***** STORED DATA *****

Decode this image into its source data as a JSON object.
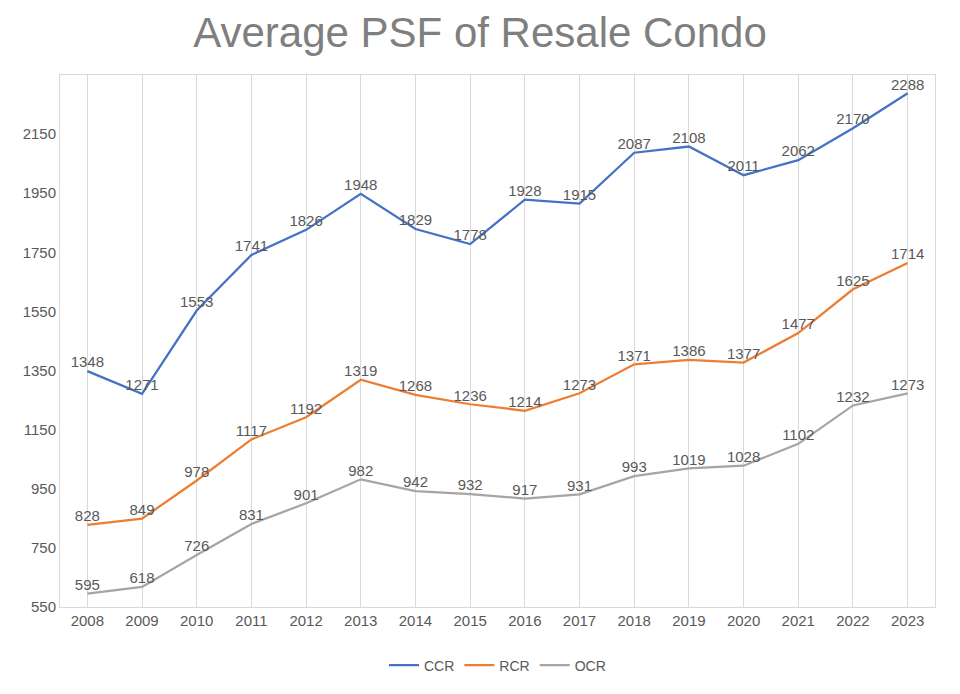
{
  "chart_data": {
    "type": "line",
    "title": "Average PSF of Resale Condo",
    "categories": [
      "2008",
      "2009",
      "2010",
      "2011",
      "2012",
      "2013",
      "2014",
      "2015",
      "2016",
      "2017",
      "2018",
      "2019",
      "2020",
      "2021",
      "2022",
      "2023"
    ],
    "series": [
      {
        "name": "CCR",
        "color": "#4472c4",
        "values": [
          1348,
          1271,
          1553,
          1741,
          1826,
          1948,
          1829,
          1778,
          1928,
          1915,
          2087,
          2108,
          2011,
          2062,
          2170,
          2288
        ]
      },
      {
        "name": "RCR",
        "color": "#ed7d31",
        "values": [
          828,
          849,
          978,
          1117,
          1192,
          1319,
          1268,
          1236,
          1214,
          1273,
          1371,
          1386,
          1377,
          1477,
          1625,
          1714
        ]
      },
      {
        "name": "OCR",
        "color": "#a5a5a5",
        "values": [
          595,
          618,
          726,
          831,
          901,
          982,
          942,
          932,
          917,
          931,
          993,
          1019,
          1028,
          1102,
          1232,
          1273
        ]
      }
    ],
    "ylim": [
      550,
      2350
    ],
    "yticks": [
      550,
      750,
      950,
      1150,
      1350,
      1550,
      1750,
      1950,
      2150
    ],
    "grid": true,
    "legend": "bottom",
    "data_labels": true
  }
}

*****

## [AIM OF THE EXERCISE]
Copy out all the records exactly, excluding pictures.

## [SOLUTION TO THE EXERCISE]
Decode this image into its source data as a JSON object.
{
  "chart_data": {
    "type": "line",
    "title": "Average PSF of Resale Condo",
    "categories": [
      "2008",
      "2009",
      "2010",
      "2011",
      "2012",
      "2013",
      "2014",
      "2015",
      "2016",
      "2017",
      "2018",
      "2019",
      "2020",
      "2021",
      "2022",
      "2023"
    ],
    "series": [
      {
        "name": "CCR",
        "color": "#4472c4",
        "values": [
          1348,
          1271,
          1553,
          1741,
          1826,
          1948,
          1829,
          1778,
          1928,
          1915,
          2087,
          2108,
          2011,
          2062,
          2170,
          2288
        ]
      },
      {
        "name": "RCR",
        "color": "#ed7d31",
        "values": [
          828,
          849,
          978,
          1117,
          1192,
          1319,
          1268,
          1236,
          1214,
          1273,
          1371,
          1386,
          1377,
          1477,
          1625,
          1714
        ]
      },
      {
        "name": "OCR",
        "color": "#a5a5a5",
        "values": [
          595,
          618,
          726,
          831,
          901,
          982,
          942,
          932,
          917,
          931,
          993,
          1019,
          1028,
          1102,
          1232,
          1273
        ]
      }
    ],
    "ylim": [
      550,
      2350
    ],
    "yticks": [
      550,
      750,
      950,
      1150,
      1350,
      1550,
      1750,
      1950,
      2150
    ],
    "grid": true,
    "legend": "bottom",
    "data_labels": true
  }
}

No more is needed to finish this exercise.